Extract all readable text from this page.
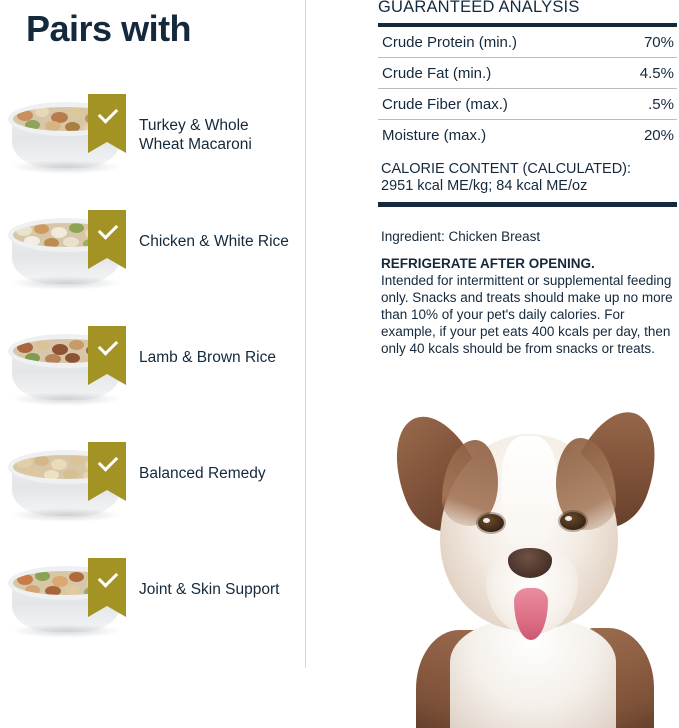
Pairs with
Turkey & Whole Wheat Macaroni
Chicken & White Rice
Lamb & Brown Rice
Balanced Remedy
Joint & Skin Support
GUARANTEED ANALYSIS
Crude Protein (min.)	70%
Crude Fat (min.)	4.5%
Crude Fiber (max.)	.5%
Moisture (max.)	20%
CALORIE CONTENT (CALCULATED):
2951 kcal ME/kg; 84 kcal ME/oz
Ingredient: Chicken Breast
REFRIGERATE AFTER OPENING.
Intended for intermittent or supplemental feeding only. Snacks and treats should make up no more than 10% of your pet's daily calories. For example, if your pet eats 400 kcals per day, then only 40 kcals should be from snacks or treats.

——

> [Aim of the task]
Look through the entries above for the word "Chicken". Say how many lines contain it, using only a number.

> [Result of the exercise]
2